→ Okunacak haber:
· · ·

Zaman Genel Yayın Editörü: “Cunta zihniyeti sinmişken adım atılmalı”
Zaman Genel Yayın Editörü Veysel Ayhan imzalı yazıda, Afyon’daki patlamanın orduda “reform için geri dönüşü olmayan nokta” olduğu ileri sürülüyor. TSK için alarm zillerinin on yıllardır çaldığını savunan Ayhan, “Askerlik bir meslektir hem de ölüm kalım mesleği. Bir hafta önce domates toplayan çocuklar bir hafta sonra el bombalarıyla operasyona gitmez. 3 aylık eğitimle yıllardır dağlarda savaşan teröristle mücadele edilmez. Ederseniz sonuç bu olur” diye yazdı.

Profesyonel orduya geçiş konusunda bir an önce adım atılması gerektiğini savunan Veysel Ayhan, bu doğrultudaki adımların atılması için uygun şartların bulunduğunu ise şu sözlerle ileri sürdü:

“Askerî vesayet 'şimdilik' aşılmış bir görüntü veriyor. Cuntacılar kuyruklarını 'şimdilik' kısmış sipere çekilmiş. Ya şimdi reform yaparsınız ya da uygun atmosfer bekleyen cunta zihniyeti nefes aldığında sizi hatta bu reformları programlamayan sivil siyaseti bir kaşık suda boğar.”

TSK’daki general ve amiral sayısının çokluğunun ordunun mevcut örgütlenmesinin mantıksızlığını gösterdiğini ileri süren Zaman Genel Yayın Editörü, “Toplam 365 general/amiral var. Bunların 200'ü Ankara'da masa başı/salon generalliği yapıyor. Neresinden baksanız ucube bir yapı. Çin ordusunda 15 bin askere bir general düşüyor. Bu hesapla bizde sadece 40 general olması lazım. Hadi Çin antidemokratik ve çağdaş olmayan bir ülke. ABD'de 5-6 bin askere bir general düşüyor. Bu da 120 general yapıyor. 365 muvazzaf general, 8.500 kişilik dev bir albaylar ordusunu komuta ediyor” diye yazdı.

Eski Genelkurmay Başkanı İlker Başbuğ’un 2007’de profesyonel orduya geçme planından söz ettiğini hatırlatan Ayhan, “Türkiye, artık geri dönülmez noktaya ulaştı. Her toplu şehit olayından sonra 'Bıçak kemiğe dayandı', 'Sözün bittiği yer', 'Kanları yerde kalmayacak' gibi hiçbir yaraya merhem olmayacak içi boş laflar kimseyi teskin etmiyor” dedi.

· · ·

→ Öğe yerleşim verileri:

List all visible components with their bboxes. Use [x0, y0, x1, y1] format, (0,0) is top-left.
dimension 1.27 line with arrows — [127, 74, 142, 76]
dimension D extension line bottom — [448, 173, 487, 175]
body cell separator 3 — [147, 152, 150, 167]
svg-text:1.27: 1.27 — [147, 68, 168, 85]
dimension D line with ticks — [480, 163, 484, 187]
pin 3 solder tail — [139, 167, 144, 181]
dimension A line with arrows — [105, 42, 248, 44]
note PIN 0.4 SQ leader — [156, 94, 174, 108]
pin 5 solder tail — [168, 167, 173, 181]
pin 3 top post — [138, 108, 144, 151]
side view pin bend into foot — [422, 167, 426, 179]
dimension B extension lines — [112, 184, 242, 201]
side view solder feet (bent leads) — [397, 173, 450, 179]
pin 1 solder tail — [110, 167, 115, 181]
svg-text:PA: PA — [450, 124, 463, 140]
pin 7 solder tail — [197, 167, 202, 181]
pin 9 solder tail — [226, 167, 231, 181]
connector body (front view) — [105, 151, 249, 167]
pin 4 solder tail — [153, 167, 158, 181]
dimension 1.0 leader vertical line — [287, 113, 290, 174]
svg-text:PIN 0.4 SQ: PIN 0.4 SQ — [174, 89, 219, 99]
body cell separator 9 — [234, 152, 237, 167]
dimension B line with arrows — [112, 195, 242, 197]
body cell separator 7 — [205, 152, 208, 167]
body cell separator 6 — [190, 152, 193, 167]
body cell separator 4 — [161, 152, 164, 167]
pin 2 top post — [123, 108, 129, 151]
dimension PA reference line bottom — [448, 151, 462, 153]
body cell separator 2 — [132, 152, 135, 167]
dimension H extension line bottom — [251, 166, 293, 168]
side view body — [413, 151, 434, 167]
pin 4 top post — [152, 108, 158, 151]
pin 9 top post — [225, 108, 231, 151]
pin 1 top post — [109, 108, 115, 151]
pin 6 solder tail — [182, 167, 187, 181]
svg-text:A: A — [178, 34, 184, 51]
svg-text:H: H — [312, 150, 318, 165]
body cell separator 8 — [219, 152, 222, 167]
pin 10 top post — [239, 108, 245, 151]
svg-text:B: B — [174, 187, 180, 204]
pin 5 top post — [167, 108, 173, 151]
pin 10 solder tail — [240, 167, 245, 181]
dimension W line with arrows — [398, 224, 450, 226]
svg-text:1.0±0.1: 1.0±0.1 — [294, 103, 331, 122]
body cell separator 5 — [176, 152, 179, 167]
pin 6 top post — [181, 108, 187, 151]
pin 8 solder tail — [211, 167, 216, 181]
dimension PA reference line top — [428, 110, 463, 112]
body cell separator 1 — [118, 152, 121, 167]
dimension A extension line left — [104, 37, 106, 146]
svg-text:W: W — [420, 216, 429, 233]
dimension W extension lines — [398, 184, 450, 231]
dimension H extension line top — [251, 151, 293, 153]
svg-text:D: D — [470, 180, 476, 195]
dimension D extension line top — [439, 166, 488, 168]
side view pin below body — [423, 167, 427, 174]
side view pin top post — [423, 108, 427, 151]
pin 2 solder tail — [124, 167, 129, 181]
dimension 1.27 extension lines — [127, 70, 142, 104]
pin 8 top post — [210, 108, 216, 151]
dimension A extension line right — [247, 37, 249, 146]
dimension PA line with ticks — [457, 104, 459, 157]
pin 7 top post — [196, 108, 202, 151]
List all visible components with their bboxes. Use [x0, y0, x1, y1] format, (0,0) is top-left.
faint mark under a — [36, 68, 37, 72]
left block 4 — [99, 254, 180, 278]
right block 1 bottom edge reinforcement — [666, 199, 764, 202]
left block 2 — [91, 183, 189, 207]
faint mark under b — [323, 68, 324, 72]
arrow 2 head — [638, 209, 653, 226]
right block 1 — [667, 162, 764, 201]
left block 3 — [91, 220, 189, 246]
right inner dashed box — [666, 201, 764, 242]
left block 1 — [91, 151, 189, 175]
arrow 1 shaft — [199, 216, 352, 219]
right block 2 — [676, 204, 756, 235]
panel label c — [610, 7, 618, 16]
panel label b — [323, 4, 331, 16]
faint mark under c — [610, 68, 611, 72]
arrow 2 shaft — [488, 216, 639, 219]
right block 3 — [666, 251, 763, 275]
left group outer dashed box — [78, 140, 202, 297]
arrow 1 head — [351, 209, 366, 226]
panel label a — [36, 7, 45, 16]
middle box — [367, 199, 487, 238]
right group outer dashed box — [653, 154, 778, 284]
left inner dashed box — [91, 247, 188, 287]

· · ·

→ Yapılacak işler:
1) Haberi üç cümleyle özetleyin.
2) Haberin devamını, kaldığı yerden yazın.
Bu satırlar başka bir kaynaktan alınmıştır.

→ Sırayla yanıtlar:
1) Zaman Genel Yayın Editörü Veysel Ayhan, Afyon'daki patlamanın orduda reform için geri dönüşü olmayan nokta olduğunu, üç aylık eğitimle terörle mücadele edilemeyeceğini yazdı. Ayhan, askerî vesayet şimdilik aşılmış görünürken ve cunta zihniyeti geri çekilmişken profesyonel orduya geçiş için hemen adım atılması gerektiğini savundu. TSK'daki 365 general ve amiralden 200'ünün Ankara'da masa başında olduğunu söyleyen Ayhan, bu yapıyı Çin ve ABD ordularıyla karşılaştırarak ucube diye niteledi.

2)
“Serbest piyasa”ya profesyonel ordu gerek
Yine bugün Zaman’da yer alan Tuğba Öcek ve Harun İlhan imzalı haberde ise Afyon patlamasının profesyonel orduya geçiş için milat olması gerektiğini savunan “uzman” görüşlerine yer verildi. Haberde emekli askeri hâkim Ümit Kardaş’ın "TSK'nın her bakımdan yeniden yapılanmaya ihtiyacı var" görüşünün yanı sıra, TOBB Ekonomi ve Teknoloji Üniversitesi Öğretim Üyesi Ali Nihat Özcan’ın verdiği İngiltere örneğine de yer verildi.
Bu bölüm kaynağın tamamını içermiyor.